**Goal of the exercise:**
Every record must appear in your copy exactly as written, with no pictures.

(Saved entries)
** Start **

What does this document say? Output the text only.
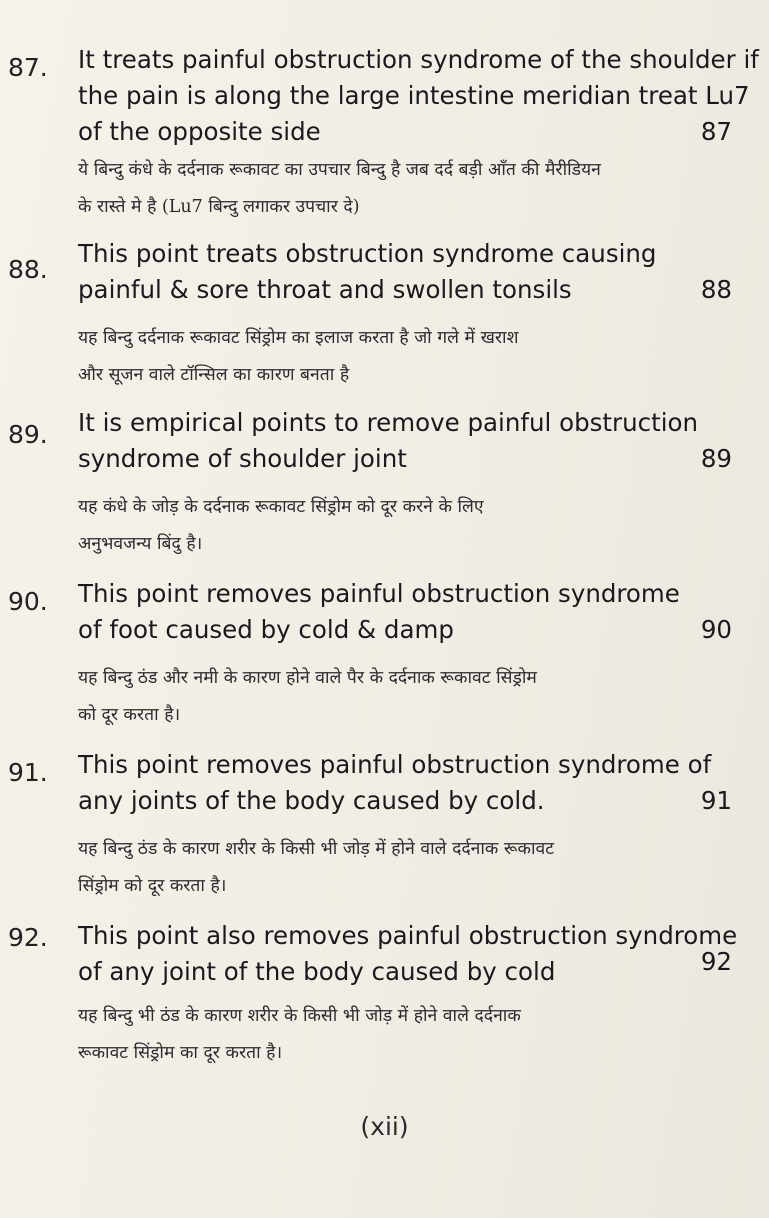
87. It treats painful obstruction syndrome of the shoulder if
the pain is along the large intestine meridian treat Lu7
of the opposite side	87
ये बिन्दु कंधे के दर्दनाक रूकावट का उपचार बिन्दु है जब दर्द बड़ी आँत की मैरीडियन
के रास्ते मे है (Lu7 बिन्दु लगाकर उपचार दे)
88.
This point treats obstruction syndrome causing
painful & sore throat and swollen tonsils	88
यह बिन्दु दर्दनाक रूकावट सिंड्रोम का इलाज करता है जो गले में खराश
और सूजन वाले टॉन्सिल का कारण बनता है
89. It is empirical points to remove painful obstruction
syndrome of shoulder joint	89
यह कंधे के जोड़ के दर्दनाक रूकावट सिंड्रोम को दूर करने के लिए
अनुभवजन्य बिंदु है।
90. This point removes painful obstruction syndrome
of foot caused by cold & damp	90
यह बिन्दु ठंड और नमी के कारण होने वाले पैर के दर्दनाक रूकावट सिंड्रोम
को दूर करता है।
91. This point removes painful obstruction syndrome of
any joints of the body caused by cold.	91
यह बिन्दु ठंड के कारण शरीर के किसी भी जोड़ में होने वाले दर्दनाक रूकावट
सिंड्रोम को दूर करता है।
92. This point also removes painful obstruction syndrome
of any joint of the body caused by cold	92
यह बिन्दु भी ठंड के कारण शरीर के किसी भी जोड़ में होने वाले दर्दनाक
रूकावट सिंड्रोम का दूर करता है।
(xii)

** End **

**Full answer:**
What does this document say? Output the text only.
87. It treats painful obstruction syndrome of the shoulder if
the pain is along the large intestine meridian treat Lu7
of the opposite side	87
ये बिन्दु कंधे के दर्दनाक रूकावट का उपचार बिन्दु है जब दर्द बड़ी आँत की मैरीडियन
के रास्ते मे है (Lu7 बिन्दु लगाकर उपचार दे)
88.
This point treats obstruction syndrome causing
painful & sore throat and swollen tonsils	88
यह बिन्दु दर्दनाक रूकावट सिंड्रोम का इलाज करता है जो गले में खराश
और सूजन वाले टॉन्सिल का कारण बनता है
89. It is empirical points to remove painful obstruction
syndrome of shoulder joint	89
यह कंधे के जोड़ के दर्दनाक रूकावट सिंड्रोम को दूर करने के लिए
अनुभवजन्य बिंदु है।
90. This point removes painful obstruction syndrome
of foot caused by cold & damp	90
यह बिन्दु ठंड और नमी के कारण होने वाले पैर के दर्दनाक रूकावट सिंड्रोम
को दूर करता है।
91. This point removes painful obstruction syndrome of
any joints of the body caused by cold.	91
यह बिन्दु ठंड के कारण शरीर के किसी भी जोड़ में होने वाले दर्दनाक रूकावट
सिंड्रोम को दूर करता है।
92. This point also removes painful obstruction syndrome
of any joint of the body caused by cold	92
यह बिन्दु भी ठंड के कारण शरीर के किसी भी जोड़ में होने वाले दर्दनाक
रूकावट सिंड्रोम का दूर करता है।
(xii)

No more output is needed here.